+++ THE INPUT

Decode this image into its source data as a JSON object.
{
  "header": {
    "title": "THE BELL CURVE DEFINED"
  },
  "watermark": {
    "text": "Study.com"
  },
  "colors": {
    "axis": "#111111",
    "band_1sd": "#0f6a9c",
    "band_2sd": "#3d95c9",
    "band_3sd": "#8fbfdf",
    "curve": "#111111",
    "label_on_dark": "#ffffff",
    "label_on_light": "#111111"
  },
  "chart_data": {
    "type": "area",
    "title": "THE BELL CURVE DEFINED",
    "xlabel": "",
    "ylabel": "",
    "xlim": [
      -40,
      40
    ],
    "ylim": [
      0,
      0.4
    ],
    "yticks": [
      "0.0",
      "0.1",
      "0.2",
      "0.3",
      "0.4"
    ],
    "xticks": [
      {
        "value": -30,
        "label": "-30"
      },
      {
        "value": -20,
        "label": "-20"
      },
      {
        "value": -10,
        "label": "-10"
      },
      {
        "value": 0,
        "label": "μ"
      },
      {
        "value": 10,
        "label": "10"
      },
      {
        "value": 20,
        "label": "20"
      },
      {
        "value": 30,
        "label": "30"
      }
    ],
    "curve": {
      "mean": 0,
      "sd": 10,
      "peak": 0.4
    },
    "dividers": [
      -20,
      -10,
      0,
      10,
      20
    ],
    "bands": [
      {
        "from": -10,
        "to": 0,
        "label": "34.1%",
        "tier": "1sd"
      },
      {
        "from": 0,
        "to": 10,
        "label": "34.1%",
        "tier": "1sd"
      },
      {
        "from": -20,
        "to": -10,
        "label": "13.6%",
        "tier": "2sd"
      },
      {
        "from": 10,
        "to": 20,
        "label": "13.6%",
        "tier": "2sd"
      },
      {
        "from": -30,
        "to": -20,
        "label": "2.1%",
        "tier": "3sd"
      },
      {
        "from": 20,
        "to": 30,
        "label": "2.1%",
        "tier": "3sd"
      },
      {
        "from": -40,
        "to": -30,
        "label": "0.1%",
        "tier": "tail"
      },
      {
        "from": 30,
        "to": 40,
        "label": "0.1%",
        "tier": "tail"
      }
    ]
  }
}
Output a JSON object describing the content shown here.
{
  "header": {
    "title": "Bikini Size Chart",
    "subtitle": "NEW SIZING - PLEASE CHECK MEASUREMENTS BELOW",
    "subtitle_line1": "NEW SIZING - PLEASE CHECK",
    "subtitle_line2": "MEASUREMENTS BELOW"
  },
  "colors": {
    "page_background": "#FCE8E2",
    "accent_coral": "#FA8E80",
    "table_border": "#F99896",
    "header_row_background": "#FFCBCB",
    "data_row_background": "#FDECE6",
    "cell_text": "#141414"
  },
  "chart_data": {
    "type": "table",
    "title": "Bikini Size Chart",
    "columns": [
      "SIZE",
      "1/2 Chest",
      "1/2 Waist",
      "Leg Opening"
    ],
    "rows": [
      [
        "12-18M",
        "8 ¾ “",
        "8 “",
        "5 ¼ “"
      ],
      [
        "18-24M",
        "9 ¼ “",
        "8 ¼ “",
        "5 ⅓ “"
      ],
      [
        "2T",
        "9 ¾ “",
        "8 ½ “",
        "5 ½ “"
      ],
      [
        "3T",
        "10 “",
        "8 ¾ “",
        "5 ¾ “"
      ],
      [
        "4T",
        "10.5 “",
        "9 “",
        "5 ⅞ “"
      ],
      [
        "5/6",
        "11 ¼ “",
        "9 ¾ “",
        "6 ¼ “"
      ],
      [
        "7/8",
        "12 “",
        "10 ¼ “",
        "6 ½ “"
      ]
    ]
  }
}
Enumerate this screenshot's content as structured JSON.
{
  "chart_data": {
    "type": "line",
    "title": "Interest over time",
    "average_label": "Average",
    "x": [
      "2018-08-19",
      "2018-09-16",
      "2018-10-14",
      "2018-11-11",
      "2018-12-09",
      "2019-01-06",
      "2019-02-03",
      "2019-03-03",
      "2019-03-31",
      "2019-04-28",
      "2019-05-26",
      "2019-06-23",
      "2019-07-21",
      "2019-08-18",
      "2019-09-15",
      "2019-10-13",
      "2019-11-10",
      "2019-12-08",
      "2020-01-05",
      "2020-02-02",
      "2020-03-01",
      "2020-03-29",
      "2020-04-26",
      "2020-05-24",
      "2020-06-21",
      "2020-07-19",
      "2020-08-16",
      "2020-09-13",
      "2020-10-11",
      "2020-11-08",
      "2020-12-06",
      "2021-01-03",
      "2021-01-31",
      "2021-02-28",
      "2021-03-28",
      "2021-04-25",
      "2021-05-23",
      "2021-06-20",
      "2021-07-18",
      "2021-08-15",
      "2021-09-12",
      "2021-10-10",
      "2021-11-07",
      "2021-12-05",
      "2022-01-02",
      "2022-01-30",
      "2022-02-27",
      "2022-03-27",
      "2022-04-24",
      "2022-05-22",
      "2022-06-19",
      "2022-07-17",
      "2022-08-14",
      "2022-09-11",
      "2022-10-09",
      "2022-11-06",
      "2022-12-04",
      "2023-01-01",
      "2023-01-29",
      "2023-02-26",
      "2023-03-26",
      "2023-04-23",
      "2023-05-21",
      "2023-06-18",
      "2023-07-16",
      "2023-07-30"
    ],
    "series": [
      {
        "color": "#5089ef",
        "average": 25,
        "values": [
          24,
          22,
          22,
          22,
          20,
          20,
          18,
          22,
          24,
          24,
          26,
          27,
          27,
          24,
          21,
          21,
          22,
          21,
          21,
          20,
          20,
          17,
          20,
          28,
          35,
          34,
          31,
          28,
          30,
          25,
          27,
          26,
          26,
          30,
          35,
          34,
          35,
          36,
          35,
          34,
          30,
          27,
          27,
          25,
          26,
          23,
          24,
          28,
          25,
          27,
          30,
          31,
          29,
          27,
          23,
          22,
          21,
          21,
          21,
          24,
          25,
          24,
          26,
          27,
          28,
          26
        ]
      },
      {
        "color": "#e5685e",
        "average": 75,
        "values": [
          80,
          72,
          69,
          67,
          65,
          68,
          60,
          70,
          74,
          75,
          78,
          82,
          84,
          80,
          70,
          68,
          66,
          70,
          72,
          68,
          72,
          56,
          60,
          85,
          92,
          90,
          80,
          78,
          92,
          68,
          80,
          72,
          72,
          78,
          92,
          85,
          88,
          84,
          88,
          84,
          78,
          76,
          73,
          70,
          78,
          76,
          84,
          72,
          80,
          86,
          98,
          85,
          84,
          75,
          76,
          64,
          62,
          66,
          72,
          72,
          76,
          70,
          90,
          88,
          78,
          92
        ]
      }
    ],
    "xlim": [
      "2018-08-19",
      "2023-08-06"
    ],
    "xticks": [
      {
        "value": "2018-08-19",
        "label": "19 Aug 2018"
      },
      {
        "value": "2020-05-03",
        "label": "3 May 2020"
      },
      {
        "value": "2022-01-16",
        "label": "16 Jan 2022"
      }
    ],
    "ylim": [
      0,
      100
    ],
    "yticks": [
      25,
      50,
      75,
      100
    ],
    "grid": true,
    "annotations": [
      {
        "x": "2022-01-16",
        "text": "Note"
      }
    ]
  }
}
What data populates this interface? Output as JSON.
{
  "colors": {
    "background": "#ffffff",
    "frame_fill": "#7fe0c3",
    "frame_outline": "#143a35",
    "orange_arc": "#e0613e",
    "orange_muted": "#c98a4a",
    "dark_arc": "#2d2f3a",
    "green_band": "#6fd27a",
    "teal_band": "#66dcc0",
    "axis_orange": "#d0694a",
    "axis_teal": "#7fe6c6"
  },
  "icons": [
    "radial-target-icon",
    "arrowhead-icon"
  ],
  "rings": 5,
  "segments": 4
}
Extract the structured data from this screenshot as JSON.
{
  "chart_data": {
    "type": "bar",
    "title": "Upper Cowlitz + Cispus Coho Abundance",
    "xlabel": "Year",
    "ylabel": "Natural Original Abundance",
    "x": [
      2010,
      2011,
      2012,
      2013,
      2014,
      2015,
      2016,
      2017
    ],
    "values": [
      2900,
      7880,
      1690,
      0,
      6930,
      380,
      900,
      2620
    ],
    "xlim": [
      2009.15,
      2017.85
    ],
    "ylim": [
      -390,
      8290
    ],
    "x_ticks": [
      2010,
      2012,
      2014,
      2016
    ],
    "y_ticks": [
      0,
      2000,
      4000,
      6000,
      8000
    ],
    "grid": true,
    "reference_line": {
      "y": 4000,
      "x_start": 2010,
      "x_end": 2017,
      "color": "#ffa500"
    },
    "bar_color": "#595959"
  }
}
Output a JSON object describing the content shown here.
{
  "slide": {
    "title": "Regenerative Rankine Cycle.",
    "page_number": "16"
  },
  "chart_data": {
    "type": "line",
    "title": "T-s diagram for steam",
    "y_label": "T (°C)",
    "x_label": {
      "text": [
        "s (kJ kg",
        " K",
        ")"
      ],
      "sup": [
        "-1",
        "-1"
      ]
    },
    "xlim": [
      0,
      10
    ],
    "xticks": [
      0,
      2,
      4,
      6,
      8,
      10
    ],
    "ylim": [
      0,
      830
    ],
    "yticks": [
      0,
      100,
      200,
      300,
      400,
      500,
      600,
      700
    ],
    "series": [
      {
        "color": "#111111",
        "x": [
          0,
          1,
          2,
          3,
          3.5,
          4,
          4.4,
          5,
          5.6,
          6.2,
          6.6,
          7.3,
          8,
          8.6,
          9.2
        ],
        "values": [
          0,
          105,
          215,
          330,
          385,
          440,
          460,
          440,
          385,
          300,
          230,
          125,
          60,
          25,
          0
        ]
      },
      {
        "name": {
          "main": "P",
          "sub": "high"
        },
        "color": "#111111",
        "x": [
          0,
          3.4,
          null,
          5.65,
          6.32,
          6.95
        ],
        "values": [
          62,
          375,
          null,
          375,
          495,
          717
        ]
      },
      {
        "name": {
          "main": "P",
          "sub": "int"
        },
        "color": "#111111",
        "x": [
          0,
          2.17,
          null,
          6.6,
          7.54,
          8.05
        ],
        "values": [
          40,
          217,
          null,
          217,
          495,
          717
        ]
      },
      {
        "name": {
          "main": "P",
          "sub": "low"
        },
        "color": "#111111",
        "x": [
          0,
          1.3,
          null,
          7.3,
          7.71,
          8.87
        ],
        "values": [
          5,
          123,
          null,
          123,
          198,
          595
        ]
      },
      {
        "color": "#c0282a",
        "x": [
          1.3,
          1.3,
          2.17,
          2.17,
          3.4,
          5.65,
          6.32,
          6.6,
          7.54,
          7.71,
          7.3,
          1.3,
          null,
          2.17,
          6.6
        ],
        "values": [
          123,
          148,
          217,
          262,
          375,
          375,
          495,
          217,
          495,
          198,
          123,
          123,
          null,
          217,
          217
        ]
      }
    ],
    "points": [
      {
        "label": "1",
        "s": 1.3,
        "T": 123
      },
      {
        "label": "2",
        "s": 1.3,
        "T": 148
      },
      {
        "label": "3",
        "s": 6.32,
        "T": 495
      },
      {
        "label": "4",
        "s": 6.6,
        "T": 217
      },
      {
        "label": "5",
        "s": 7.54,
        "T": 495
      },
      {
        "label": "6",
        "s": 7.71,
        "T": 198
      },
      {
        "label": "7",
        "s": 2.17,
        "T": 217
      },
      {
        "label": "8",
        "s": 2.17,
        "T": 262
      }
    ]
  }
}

++++++

- **INSTRUCTIONS FOR THE TASK**
Copy and report every line where the word "Abundance" is present.

- **REPLY TO THE TASK**
    "title": "Upper Cowlitz + Cispus Coho Abundance",
    "ylabel": "Natural Original Abundance",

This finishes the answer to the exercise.